Set task ::
For the data below, work out how many lines contain the word "internos" and supply only that number.
--- Data for this task ---
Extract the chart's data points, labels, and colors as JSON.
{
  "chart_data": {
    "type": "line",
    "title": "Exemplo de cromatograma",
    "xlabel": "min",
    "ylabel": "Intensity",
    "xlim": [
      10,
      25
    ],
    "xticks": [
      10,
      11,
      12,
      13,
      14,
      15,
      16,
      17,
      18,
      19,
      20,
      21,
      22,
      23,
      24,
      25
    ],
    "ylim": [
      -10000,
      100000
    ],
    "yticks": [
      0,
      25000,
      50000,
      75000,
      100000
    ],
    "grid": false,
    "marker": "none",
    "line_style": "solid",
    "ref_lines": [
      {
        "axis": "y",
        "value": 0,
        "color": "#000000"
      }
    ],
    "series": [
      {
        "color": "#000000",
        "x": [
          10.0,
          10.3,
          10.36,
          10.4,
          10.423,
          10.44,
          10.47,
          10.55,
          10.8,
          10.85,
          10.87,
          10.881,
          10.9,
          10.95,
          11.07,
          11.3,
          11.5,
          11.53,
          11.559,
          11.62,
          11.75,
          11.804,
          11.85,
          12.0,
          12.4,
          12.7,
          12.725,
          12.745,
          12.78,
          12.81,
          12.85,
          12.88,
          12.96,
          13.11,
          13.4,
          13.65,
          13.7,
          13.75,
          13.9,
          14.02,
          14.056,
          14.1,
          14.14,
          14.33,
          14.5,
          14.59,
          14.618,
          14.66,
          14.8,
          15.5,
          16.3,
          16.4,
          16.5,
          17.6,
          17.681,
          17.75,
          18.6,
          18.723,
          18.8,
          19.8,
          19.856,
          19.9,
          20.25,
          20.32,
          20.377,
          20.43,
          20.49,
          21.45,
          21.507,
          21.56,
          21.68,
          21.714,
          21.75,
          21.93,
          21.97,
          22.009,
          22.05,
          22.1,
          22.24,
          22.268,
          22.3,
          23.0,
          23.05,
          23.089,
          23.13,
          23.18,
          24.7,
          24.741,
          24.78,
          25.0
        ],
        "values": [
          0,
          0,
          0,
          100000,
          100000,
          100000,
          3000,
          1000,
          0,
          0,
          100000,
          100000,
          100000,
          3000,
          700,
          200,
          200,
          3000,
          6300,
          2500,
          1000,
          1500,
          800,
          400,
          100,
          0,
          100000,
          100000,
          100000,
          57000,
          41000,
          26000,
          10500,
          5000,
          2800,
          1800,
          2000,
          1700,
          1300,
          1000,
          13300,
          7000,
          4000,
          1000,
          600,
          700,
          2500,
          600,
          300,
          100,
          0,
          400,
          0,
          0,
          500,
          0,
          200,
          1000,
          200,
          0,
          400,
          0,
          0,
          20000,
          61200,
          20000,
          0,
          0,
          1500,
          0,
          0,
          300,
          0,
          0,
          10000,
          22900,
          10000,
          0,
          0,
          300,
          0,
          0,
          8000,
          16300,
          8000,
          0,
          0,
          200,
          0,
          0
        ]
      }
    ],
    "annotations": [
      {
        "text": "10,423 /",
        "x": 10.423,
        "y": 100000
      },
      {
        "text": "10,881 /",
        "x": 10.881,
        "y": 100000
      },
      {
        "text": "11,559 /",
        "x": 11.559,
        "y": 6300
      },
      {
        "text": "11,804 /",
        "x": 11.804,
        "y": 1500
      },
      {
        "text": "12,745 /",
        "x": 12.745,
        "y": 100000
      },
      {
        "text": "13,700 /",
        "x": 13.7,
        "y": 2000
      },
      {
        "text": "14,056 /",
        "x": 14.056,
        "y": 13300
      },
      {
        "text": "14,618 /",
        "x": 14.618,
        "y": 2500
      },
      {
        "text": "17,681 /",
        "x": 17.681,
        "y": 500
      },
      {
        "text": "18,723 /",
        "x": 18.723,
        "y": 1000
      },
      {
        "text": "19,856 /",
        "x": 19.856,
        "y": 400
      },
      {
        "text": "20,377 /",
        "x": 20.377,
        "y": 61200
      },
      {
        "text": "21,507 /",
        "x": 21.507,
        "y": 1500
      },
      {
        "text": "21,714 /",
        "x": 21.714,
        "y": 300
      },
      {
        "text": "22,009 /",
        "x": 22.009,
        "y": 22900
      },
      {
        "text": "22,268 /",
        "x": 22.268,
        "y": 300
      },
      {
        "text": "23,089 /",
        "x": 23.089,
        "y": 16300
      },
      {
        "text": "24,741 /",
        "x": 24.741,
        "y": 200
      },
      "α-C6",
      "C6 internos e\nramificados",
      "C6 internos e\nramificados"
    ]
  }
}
---
Solution for this problem ::
2